### WORK TO BE COMPLETED
Report every line from the material that contains the word "this".

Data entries
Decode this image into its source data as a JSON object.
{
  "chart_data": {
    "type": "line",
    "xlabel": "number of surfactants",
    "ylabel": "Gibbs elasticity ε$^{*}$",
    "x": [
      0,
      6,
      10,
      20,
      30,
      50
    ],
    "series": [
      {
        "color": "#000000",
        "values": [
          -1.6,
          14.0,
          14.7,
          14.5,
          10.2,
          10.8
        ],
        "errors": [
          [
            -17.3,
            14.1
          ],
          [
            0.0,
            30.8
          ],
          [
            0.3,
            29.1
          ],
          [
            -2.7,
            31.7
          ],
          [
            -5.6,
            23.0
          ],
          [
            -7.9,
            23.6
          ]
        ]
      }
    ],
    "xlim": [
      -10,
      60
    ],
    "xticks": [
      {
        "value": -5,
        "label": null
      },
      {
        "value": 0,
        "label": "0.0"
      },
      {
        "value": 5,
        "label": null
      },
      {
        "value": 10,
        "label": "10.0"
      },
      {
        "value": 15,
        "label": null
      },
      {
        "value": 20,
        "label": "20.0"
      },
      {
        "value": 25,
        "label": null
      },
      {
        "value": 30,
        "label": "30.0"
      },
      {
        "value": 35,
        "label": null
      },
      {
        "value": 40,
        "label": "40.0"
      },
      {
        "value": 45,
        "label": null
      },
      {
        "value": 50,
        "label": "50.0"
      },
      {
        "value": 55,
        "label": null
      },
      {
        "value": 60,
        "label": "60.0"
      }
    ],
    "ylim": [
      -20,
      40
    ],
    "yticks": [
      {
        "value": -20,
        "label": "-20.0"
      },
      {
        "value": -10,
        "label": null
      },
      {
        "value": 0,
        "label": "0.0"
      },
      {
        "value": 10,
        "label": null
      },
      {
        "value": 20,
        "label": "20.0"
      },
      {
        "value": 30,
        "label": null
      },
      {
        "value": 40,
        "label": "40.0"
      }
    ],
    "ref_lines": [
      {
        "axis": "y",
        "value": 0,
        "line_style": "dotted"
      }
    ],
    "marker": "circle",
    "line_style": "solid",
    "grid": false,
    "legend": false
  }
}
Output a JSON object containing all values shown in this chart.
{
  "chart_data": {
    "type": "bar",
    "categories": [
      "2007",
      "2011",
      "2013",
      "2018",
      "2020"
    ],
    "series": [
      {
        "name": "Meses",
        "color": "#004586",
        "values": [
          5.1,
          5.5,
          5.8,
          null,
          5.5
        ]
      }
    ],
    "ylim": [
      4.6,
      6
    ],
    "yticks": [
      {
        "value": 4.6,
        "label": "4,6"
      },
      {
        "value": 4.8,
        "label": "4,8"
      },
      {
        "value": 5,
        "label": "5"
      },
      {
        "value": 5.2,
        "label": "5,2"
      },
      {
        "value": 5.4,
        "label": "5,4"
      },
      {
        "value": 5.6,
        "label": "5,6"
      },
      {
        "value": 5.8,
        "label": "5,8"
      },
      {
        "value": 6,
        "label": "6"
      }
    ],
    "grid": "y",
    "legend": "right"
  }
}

### FINAL RESULT
Decode this image into its source data as a JSON object.
Output a JSON object containing all values shown in this chart.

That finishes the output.